— start of Task data —

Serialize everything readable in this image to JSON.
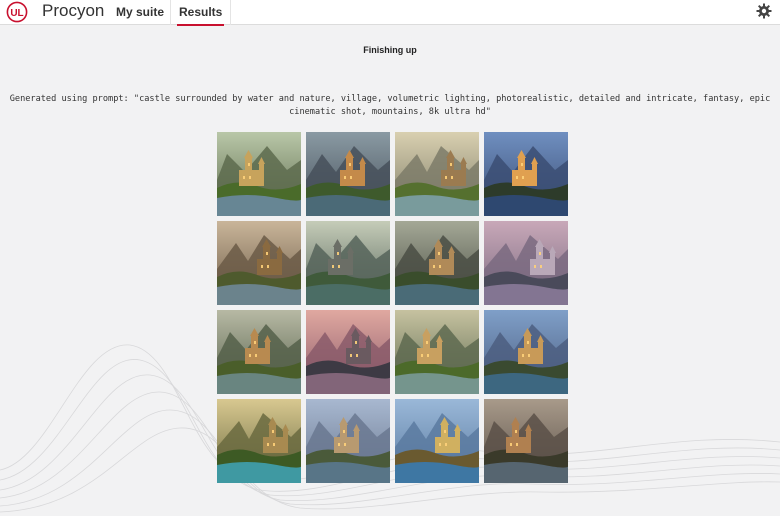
{
  "app": {
    "title": "Procyon"
  },
  "nav": {
    "items": [
      {
        "label": "My suite"
      },
      {
        "label": "Results"
      }
    ],
    "active": "Results"
  },
  "icons": {
    "logo": "ul-logo-icon",
    "settings": "gear-icon"
  },
  "colors": {
    "accent": "#c8102e",
    "topbar": "#ffffff",
    "background": "#f2f2f3"
  },
  "main": {
    "status": "Finishing up",
    "prompt": "Generated using prompt: \"castle surrounded by water and nature, village, volumetric lighting, photorealistic, detailed and intricate, fantasy, epic cinematic shot, mountains, 8k ultra hd\""
  },
  "images": [
    {
      "sky": "#b9c7a8",
      "mtn": "#5d6b4d",
      "ground": "#4a6b2a",
      "water": "#6a8aa0",
      "castle": "#c7a35c"
    },
    {
      "sky": "#8a9aa3",
      "mtn": "#46505a",
      "ground": "#3e5a2c",
      "water": "#4d6b80",
      "castle": "#c48a4a"
    },
    {
      "sky": "#d9d0b0",
      "mtn": "#7c7b68",
      "ground": "#55702f",
      "water": "#7da0a8",
      "castle": "#9b7b50"
    },
    {
      "sky": "#6f8fc0",
      "mtn": "#3b4d73",
      "ground": "#2d3b2a",
      "water": "#2f4a78",
      "castle": "#e0a050"
    },
    {
      "sky": "#c9b59a",
      "mtn": "#6b5a46",
      "ground": "#4e5a2d",
      "water": "#6f8797",
      "castle": "#8a6a40"
    },
    {
      "sky": "#c5ccb8",
      "mtn": "#56645a",
      "ground": "#3f5a3a",
      "water": "#4d6f6a",
      "castle": "#6b6e66"
    },
    {
      "sky": "#a4a896",
      "mtn": "#4a4e44",
      "ground": "#3a4d2c",
      "water": "#4d6f80",
      "castle": "#b08a58"
    },
    {
      "sky": "#c8a8b8",
      "mtn": "#7a6a80",
      "ground": "#4a4a5a",
      "water": "#8a7a98",
      "castle": "#b9a8b8"
    },
    {
      "sky": "#b7b9a4",
      "mtn": "#55604a",
      "ground": "#4a5e2a",
      "water": "#6d8a8a",
      "castle": "#b88a50"
    },
    {
      "sky": "#e0a8a0",
      "mtn": "#8a5a6a",
      "ground": "#3d3a44",
      "water": "#8a6a80",
      "castle": "#6a5a60"
    },
    {
      "sky": "#c6c2a0",
      "mtn": "#5e6a50",
      "ground": "#4c6a2a",
      "water": "#7a9a98",
      "castle": "#c8a060"
    },
    {
      "sky": "#7f9fc8",
      "mtn": "#4c5e80",
      "ground": "#3a4a30",
      "water": "#3e6a8a",
      "castle": "#c89a58"
    },
    {
      "sky": "#d8c890",
      "mtn": "#6a6a40",
      "ground": "#3d5a24",
      "water": "#3fa0b0",
      "castle": "#a88a50"
    },
    {
      "sky": "#a8b8d0",
      "mtn": "#6a7890",
      "ground": "#4a5a3a",
      "water": "#5a7890",
      "castle": "#b89a70"
    },
    {
      "sky": "#9ab8d8",
      "mtn": "#5a7aa0",
      "ground": "#6a5a30",
      "water": "#3a7ab0",
      "castle": "#d0b060"
    },
    {
      "sky": "#a89a8a",
      "mtn": "#5a5048",
      "ground": "#3a3a2a",
      "water": "#5a6a78",
      "castle": "#b08050"
    }
  ]
}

— end of Task data —

What the exercise asks => Reproduce the records verbatim, omitting all images they contain.

Final answer =>
Serialize everything readable in this image to JSON.
{
  "app": {
    "title": "Procyon"
  },
  "nav": {
    "items": [
      {
        "label": "My suite"
      },
      {
        "label": "Results"
      }
    ],
    "active": "Results"
  },
  "icons": {
    "logo": "ul-logo-icon",
    "settings": "gear-icon"
  },
  "colors": {
    "accent": "#c8102e",
    "topbar": "#ffffff",
    "background": "#f2f2f3"
  },
  "main": {
    "status": "Finishing up",
    "prompt": "Generated using prompt: \"castle surrounded by water and nature, village, volumetric lighting, photorealistic, detailed and intricate, fantasy, epic cinematic shot, mountains, 8k ultra hd\""
  },
  "images": [
    {
      "sky": "#b9c7a8",
      "mtn": "#5d6b4d",
      "ground": "#4a6b2a",
      "water": "#6a8aa0",
      "castle": "#c7a35c"
    },
    {
      "sky": "#8a9aa3",
      "mtn": "#46505a",
      "ground": "#3e5a2c",
      "water": "#4d6b80",
      "castle": "#c48a4a"
    },
    {
      "sky": "#d9d0b0",
      "mtn": "#7c7b68",
      "ground": "#55702f",
      "water": "#7da0a8",
      "castle": "#9b7b50"
    },
    {
      "sky": "#6f8fc0",
      "mtn": "#3b4d73",
      "ground": "#2d3b2a",
      "water": "#2f4a78",
      "castle": "#e0a050"
    },
    {
      "sky": "#c9b59a",
      "mtn": "#6b5a46",
      "ground": "#4e5a2d",
      "water": "#6f8797",
      "castle": "#8a6a40"
    },
    {
      "sky": "#c5ccb8",
      "mtn": "#56645a",
      "ground": "#3f5a3a",
      "water": "#4d6f6a",
      "castle": "#6b6e66"
    },
    {
      "sky": "#a4a896",
      "mtn": "#4a4e44",
      "ground": "#3a4d2c",
      "water": "#4d6f80",
      "castle": "#b08a58"
    },
    {
      "sky": "#c8a8b8",
      "mtn": "#7a6a80",
      "ground": "#4a4a5a",
      "water": "#8a7a98",
      "castle": "#b9a8b8"
    },
    {
      "sky": "#b7b9a4",
      "mtn": "#55604a",
      "ground": "#4a5e2a",
      "water": "#6d8a8a",
      "castle": "#b88a50"
    },
    {
      "sky": "#e0a8a0",
      "mtn": "#8a5a6a",
      "ground": "#3d3a44",
      "water": "#8a6a80",
      "castle": "#6a5a60"
    },
    {
      "sky": "#c6c2a0",
      "mtn": "#5e6a50",
      "ground": "#4c6a2a",
      "water": "#7a9a98",
      "castle": "#c8a060"
    },
    {
      "sky": "#7f9fc8",
      "mtn": "#4c5e80",
      "ground": "#3a4a30",
      "water": "#3e6a8a",
      "castle": "#c89a58"
    },
    {
      "sky": "#d8c890",
      "mtn": "#6a6a40",
      "ground": "#3d5a24",
      "water": "#3fa0b0",
      "castle": "#a88a50"
    },
    {
      "sky": "#a8b8d0",
      "mtn": "#6a7890",
      "ground": "#4a5a3a",
      "water": "#5a7890",
      "castle": "#b89a70"
    },
    {
      "sky": "#9ab8d8",
      "mtn": "#5a7aa0",
      "ground": "#6a5a30",
      "water": "#3a7ab0",
      "castle": "#d0b060"
    },
    {
      "sky": "#a89a8a",
      "mtn": "#5a5048",
      "ground": "#3a3a2a",
      "water": "#5a6a78",
      "castle": "#b08050"
    }
  ]
}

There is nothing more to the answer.